[Recorded data]
+ + + + + + +

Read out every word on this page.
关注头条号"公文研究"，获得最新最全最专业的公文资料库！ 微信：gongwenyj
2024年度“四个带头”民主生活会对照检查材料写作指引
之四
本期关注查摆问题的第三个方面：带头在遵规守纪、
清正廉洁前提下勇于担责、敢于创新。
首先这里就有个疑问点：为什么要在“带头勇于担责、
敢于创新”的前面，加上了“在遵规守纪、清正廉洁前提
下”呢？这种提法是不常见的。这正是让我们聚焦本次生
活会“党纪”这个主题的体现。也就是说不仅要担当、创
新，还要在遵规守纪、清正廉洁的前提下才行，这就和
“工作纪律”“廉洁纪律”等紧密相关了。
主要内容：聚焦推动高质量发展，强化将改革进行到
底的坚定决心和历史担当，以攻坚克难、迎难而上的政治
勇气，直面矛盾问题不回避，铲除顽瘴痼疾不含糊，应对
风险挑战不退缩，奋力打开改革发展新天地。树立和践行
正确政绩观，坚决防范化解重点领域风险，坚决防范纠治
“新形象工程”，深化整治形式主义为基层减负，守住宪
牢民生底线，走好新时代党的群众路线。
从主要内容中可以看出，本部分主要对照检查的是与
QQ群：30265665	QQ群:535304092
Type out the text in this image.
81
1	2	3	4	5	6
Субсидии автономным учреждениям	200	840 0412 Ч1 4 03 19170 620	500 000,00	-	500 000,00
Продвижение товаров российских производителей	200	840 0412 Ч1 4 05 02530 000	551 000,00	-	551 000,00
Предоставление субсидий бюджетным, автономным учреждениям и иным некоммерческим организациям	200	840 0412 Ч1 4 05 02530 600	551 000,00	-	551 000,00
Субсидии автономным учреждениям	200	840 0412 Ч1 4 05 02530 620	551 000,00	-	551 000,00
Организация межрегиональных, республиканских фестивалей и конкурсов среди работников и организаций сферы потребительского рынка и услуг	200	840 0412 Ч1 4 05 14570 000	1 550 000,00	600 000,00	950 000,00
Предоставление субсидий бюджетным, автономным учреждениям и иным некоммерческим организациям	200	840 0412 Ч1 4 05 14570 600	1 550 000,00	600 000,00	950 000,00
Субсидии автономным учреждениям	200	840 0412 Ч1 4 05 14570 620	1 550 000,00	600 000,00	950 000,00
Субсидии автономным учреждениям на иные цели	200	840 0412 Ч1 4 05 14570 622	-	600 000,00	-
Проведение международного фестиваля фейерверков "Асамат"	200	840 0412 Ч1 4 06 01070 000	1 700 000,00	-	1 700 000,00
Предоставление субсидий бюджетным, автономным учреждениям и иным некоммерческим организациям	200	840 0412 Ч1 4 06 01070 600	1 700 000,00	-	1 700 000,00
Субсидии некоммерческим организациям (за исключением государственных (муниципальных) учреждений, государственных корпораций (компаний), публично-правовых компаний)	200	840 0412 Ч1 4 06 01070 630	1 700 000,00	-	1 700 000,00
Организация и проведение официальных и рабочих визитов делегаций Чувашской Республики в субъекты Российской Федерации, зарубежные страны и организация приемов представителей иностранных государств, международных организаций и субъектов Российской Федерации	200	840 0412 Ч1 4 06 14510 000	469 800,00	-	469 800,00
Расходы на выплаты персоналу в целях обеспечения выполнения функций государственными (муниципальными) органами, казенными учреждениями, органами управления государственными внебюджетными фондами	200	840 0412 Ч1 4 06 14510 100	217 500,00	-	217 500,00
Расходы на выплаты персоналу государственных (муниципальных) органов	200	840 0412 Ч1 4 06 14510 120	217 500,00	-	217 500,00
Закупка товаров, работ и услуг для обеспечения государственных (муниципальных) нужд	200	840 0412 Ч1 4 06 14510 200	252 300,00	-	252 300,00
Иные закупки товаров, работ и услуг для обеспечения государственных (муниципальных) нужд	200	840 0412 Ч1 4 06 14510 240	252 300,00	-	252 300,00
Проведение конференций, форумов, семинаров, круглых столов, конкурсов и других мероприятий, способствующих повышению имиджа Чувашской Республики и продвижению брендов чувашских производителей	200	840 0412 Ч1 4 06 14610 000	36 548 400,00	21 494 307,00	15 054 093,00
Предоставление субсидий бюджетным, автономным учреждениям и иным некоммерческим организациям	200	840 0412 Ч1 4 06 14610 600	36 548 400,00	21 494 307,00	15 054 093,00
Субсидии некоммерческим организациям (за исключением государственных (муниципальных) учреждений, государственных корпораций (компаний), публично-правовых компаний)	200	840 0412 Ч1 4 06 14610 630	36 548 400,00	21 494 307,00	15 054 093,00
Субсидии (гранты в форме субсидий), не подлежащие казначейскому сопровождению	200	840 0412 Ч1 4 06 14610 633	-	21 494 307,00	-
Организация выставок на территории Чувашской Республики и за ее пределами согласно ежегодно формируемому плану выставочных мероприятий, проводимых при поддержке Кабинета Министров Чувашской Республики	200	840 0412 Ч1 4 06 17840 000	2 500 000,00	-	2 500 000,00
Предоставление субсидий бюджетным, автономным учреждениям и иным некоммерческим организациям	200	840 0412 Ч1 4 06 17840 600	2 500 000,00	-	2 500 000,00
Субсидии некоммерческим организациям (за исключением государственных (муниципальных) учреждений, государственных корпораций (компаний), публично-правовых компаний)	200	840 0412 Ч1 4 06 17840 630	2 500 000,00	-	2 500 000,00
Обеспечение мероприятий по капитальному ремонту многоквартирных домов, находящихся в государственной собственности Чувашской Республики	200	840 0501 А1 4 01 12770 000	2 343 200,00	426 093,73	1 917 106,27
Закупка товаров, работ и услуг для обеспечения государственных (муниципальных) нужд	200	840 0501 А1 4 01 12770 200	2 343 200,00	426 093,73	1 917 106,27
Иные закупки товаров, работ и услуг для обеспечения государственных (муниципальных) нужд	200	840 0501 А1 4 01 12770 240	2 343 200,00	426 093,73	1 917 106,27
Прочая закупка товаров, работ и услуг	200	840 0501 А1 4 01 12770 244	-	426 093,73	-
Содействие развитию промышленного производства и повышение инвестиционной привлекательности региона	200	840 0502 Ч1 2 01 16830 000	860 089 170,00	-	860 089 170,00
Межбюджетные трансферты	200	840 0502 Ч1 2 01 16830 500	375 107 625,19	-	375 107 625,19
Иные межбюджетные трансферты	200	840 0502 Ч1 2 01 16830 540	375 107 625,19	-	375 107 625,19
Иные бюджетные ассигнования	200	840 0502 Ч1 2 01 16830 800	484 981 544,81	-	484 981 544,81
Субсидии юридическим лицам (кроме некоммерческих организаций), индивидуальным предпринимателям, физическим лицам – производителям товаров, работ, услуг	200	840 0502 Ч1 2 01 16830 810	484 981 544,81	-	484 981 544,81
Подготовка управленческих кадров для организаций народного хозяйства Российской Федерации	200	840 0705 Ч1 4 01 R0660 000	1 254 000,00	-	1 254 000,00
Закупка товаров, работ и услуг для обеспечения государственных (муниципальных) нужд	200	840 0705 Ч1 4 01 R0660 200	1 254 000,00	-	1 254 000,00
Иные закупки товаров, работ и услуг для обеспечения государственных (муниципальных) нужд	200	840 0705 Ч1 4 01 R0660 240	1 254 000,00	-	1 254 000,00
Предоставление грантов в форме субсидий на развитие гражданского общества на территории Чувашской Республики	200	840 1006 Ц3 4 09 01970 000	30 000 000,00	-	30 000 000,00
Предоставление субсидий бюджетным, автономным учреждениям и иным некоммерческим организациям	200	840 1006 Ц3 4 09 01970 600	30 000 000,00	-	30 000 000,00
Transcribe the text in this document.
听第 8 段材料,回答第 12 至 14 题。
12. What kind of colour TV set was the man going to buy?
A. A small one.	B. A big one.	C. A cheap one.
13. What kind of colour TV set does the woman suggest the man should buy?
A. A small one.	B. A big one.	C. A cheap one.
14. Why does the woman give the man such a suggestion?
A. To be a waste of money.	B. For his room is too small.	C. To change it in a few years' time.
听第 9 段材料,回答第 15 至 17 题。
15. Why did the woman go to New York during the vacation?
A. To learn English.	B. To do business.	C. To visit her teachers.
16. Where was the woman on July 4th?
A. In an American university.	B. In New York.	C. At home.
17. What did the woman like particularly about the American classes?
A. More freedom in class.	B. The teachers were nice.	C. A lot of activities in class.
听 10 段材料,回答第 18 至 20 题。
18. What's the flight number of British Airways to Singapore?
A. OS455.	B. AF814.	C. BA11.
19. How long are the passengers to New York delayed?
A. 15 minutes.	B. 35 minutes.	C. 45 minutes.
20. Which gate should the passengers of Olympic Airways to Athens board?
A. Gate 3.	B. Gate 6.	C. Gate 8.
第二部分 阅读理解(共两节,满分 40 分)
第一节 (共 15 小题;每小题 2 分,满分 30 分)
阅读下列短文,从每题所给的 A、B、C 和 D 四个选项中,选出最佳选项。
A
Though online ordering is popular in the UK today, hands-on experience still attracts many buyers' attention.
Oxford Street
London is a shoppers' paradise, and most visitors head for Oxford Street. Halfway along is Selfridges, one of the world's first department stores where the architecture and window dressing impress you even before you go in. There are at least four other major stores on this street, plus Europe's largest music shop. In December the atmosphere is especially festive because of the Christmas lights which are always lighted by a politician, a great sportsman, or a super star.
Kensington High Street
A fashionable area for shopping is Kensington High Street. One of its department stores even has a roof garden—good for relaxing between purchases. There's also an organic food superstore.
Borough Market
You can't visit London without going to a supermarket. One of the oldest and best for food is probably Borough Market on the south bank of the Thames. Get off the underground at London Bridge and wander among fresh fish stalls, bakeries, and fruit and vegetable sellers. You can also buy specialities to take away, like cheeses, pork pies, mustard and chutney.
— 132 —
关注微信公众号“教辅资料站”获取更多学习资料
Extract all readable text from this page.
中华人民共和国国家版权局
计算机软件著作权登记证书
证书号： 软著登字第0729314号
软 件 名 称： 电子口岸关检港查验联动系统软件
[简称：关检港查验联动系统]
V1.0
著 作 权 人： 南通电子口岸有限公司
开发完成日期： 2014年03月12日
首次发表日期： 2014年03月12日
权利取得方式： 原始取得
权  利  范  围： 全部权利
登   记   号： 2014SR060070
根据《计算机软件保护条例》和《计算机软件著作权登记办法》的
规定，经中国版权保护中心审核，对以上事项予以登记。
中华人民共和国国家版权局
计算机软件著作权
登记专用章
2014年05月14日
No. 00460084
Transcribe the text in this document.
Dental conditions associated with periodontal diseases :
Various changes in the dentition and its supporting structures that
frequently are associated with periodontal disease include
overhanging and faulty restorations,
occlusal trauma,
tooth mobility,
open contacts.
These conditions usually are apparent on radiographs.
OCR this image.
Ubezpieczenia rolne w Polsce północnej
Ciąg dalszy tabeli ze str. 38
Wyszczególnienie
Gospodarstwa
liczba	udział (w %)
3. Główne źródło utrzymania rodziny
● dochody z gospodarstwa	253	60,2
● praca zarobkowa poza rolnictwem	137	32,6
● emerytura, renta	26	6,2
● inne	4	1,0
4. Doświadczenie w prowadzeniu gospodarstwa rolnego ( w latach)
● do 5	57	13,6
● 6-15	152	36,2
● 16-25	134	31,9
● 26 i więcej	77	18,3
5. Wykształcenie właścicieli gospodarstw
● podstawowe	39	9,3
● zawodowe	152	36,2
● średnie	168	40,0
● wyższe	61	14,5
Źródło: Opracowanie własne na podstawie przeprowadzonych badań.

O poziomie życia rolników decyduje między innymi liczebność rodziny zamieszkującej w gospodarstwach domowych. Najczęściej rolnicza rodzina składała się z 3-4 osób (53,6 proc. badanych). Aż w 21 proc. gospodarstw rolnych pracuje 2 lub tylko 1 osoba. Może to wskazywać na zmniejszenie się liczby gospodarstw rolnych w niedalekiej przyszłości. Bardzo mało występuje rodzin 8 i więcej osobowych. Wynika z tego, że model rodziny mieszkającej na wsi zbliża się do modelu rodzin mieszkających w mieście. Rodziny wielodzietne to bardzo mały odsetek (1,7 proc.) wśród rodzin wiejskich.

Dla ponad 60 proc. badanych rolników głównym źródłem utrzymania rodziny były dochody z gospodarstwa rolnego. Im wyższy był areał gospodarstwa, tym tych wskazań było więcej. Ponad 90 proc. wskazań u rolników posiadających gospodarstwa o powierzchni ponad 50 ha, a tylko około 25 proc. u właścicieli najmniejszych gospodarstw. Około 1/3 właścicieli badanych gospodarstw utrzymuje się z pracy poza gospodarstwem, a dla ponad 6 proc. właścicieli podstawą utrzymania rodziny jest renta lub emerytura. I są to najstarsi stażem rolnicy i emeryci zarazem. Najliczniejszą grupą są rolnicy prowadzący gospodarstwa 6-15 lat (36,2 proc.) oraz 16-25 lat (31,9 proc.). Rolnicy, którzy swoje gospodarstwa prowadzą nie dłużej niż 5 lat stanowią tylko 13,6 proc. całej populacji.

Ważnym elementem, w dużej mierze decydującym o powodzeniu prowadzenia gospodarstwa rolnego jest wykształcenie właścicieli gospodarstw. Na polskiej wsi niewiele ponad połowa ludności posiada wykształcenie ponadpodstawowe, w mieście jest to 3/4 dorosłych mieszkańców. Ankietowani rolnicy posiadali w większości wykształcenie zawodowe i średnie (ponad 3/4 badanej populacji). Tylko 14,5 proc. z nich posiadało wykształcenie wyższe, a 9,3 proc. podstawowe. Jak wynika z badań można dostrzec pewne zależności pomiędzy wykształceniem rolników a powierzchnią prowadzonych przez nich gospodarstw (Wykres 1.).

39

+ + + + + + +

| TASK STATEMENT |
Where a line holds "конкурсов", copy that line.

| SOLUTION TO THIS TASK |
Организация межрегиональных, республиканских фестивалей и конкурсов среди работников и организаций сферы потребительского рынка и услуг	200	840 0412 Ч1 4 05 14570 000	1 550 000,00	600 000,00	950 000,00
Проведение конференций, форумов, семинаров, круглых столов, конкурсов и других мероприятий, способствующих повышению имиджа Чувашской Республики и продвижению брендов чувашских производителей	200	840 0412 Ч1 4 06 14610 000	36 548 400,00	21 494 307,00	15 054 093,00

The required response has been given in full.